▸ Goal:
Please return the full listing below without altering anything.

--- BEGIN ---

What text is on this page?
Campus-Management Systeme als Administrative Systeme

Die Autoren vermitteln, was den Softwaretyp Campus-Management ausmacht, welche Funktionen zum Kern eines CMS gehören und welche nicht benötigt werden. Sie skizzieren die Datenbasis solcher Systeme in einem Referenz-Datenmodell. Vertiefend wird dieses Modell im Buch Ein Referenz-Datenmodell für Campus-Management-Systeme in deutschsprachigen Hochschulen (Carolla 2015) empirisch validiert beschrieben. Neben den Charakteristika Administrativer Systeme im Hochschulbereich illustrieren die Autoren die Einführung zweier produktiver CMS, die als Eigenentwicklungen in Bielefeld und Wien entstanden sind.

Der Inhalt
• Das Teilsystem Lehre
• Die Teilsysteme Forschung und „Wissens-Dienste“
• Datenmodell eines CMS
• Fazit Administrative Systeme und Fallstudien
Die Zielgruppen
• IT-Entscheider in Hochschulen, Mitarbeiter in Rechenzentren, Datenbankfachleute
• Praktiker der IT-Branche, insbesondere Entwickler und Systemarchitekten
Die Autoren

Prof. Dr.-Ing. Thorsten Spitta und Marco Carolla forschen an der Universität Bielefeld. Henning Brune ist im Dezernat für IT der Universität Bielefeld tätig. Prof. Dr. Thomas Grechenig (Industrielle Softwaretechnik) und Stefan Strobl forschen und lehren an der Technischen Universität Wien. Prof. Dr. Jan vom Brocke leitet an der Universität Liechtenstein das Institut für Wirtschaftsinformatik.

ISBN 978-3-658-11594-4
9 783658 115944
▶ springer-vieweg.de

--- END ---

▸ Solution below:
What text is on this page?
Campus-Management Systeme als Administrative Systeme

Die Autoren vermitteln, was den Softwaretyp Campus-Management ausmacht, welche Funktionen zum Kern eines CMS gehören und welche nicht benötigt werden. Sie skizzieren die Datenbasis solcher Systeme in einem Referenz-Datenmodell. Vertiefend wird dieses Modell im Buch Ein Referenz-Datenmodell für Campus-Management-Systeme in deutschsprachigen Hochschulen (Carolla 2015) empirisch validiert beschrieben. Neben den Charakteristika Administrativer Systeme im Hochschulbereich illustrieren die Autoren die Einführung zweier produktiver CMS, die als Eigenentwicklungen in Bielefeld und Wien entstanden sind.

Der Inhalt
• Das Teilsystem Lehre
• Die Teilsysteme Forschung und „Wissens-Dienste“
• Datenmodell eines CMS
• Fazit Administrative Systeme und Fallstudien
Die Zielgruppen
• IT-Entscheider in Hochschulen, Mitarbeiter in Rechenzentren, Datenbankfachleute
• Praktiker der IT-Branche, insbesondere Entwickler und Systemarchitekten
Die Autoren

Prof. Dr.-Ing. Thorsten Spitta und Marco Carolla forschen an der Universität Bielefeld. Henning Brune ist im Dezernat für IT der Universität Bielefeld tätig. Prof. Dr. Thomas Grechenig (Industrielle Softwaretechnik) und Stefan Strobl forschen und lehren an der Technischen Universität Wien. Prof. Dr. Jan vom Brocke leitet an der Universität Liechtenstein das Institut für Wirtschaftsinformatik.

ISBN 978-3-658-11594-4
9 783658 115944
▶ springer-vieweg.de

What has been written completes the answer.